─── Document excerpt
Mercy Ships also provided base support for several projects and programs in nearby communities. In Monrovia, crewmembers trained 12 adult literacy facilitators and modeled creative teaching methods in four schools. Four hundred church leaders attended a four-day conference and five church denominations partnered with Mercy Ships in Liberia’s first Alpha course. More than 130 crewmembers visited three orphanages, a pediatric hospital, a prison, and a residential home for the disabled, bringing fun and friendship to the less fortunate.

In rural Bomi County, a region to which thousands of people are returning after fleeing their homes during the civil war, Mercy Ships helped communities resume in their normal, daily activities. A construction team worked with local craftsmen in Royesville to re-roof a school ransacked by soldiers, enabling classes to start again after 13 years. Other teams provided 31 training sessions in community health and completed three latrines and four wells with 19 water and sanitation trainees.
──────
### Required action 1
In the Mercy Ships passage, how many adult literacy facilitators did crewmembers train in Monrovia?
### Required action 2
Return the stretch of the Mercy Ships passage from "In rural Bomi" through "and sanitation trainees.", copied word for word.
─── Provided information
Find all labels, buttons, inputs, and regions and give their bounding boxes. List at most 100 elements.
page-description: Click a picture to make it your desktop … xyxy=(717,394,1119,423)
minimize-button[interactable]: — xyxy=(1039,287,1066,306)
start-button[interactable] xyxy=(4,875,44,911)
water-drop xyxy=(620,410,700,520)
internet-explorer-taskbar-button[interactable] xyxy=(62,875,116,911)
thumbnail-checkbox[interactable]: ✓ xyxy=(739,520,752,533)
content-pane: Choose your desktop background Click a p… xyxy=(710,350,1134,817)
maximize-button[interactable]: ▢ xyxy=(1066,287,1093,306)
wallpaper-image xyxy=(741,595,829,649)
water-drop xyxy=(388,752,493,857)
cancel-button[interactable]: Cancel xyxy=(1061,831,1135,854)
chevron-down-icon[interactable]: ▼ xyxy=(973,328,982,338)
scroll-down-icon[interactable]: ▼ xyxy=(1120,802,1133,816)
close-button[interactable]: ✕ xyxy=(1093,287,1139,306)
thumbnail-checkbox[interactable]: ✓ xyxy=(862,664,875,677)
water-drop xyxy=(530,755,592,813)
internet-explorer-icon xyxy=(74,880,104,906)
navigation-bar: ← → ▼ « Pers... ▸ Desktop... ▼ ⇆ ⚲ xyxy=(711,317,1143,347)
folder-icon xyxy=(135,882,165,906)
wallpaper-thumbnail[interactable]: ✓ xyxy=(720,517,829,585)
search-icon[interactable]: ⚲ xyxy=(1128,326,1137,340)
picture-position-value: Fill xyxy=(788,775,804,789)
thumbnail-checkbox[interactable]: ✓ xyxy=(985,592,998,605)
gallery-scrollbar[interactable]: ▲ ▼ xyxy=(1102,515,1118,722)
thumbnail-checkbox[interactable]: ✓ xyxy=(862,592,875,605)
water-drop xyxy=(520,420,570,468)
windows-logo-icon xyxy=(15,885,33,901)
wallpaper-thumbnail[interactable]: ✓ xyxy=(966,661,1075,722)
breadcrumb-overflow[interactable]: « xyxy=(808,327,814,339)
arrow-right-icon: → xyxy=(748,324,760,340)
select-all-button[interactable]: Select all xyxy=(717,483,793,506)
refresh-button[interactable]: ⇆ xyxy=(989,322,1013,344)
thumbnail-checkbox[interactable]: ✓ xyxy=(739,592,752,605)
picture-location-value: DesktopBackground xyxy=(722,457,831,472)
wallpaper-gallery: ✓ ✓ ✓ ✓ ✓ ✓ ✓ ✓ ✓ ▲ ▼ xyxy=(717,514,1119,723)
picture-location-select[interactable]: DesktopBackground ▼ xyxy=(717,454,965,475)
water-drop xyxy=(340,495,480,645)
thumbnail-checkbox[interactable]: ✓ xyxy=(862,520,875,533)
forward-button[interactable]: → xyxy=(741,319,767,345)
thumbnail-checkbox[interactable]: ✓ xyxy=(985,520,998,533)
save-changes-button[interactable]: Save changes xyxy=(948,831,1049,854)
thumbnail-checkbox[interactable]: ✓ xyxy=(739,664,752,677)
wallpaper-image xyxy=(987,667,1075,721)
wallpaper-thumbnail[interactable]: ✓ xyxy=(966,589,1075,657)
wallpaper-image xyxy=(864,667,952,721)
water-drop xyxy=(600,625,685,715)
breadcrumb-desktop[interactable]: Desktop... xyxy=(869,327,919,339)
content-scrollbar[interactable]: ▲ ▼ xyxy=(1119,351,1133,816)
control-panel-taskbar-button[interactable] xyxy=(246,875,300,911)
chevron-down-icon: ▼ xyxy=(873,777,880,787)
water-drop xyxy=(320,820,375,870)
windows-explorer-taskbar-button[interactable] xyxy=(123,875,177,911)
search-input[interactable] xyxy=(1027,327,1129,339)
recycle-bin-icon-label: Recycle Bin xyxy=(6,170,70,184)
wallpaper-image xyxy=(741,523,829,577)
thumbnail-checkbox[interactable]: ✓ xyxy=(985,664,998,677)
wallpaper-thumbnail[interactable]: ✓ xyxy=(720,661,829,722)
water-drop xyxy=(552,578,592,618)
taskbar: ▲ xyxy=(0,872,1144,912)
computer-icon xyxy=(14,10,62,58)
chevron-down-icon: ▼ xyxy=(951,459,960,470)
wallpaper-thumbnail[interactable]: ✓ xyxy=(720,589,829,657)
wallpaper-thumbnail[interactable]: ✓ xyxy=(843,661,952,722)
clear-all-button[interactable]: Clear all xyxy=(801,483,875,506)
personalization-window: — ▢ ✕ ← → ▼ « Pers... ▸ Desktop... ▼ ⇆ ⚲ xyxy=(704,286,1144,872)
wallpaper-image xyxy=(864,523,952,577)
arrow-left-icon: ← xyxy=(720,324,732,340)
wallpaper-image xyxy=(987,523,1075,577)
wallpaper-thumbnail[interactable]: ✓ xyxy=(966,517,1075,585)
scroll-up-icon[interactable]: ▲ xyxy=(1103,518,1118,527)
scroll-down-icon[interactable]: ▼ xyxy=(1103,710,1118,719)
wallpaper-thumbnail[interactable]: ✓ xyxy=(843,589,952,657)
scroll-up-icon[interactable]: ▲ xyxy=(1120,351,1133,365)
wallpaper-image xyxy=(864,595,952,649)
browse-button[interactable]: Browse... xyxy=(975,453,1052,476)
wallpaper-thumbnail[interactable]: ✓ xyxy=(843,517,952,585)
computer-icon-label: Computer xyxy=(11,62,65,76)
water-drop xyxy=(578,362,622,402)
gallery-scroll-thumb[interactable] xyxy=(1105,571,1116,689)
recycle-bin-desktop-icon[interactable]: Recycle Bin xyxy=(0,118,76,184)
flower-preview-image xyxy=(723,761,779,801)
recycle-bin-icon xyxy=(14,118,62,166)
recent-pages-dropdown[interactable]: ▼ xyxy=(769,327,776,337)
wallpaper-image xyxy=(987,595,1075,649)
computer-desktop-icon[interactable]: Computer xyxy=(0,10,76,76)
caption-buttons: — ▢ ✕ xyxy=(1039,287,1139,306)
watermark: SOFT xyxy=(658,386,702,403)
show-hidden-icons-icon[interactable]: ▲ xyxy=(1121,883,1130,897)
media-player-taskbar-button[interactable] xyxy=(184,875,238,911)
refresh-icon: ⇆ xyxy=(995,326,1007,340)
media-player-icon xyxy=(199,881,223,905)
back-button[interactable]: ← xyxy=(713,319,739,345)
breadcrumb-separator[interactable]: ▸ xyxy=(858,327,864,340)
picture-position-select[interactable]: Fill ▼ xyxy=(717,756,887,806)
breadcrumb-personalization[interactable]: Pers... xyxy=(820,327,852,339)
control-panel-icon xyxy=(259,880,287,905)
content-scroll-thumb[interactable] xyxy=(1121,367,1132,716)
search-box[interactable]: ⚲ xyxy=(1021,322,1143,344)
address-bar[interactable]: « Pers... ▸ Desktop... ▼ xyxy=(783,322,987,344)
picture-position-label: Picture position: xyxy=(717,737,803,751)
──────
### Exercise solution 1
12

### Exercise solution 2
In rural Bomi County, a region to which thousands of people are returning after fleeing their homes during the civil war, Mercy Ships helped communities resume in their normal, daily activities. A construction team worked with local craftsmen in Royesville to re-roof a school ransacked by soldiers, enabling classes to start again after 13 years. Other teams provided 31 training sessions in community health and completed three latrines and four wells with 19 water and sanitation trainees.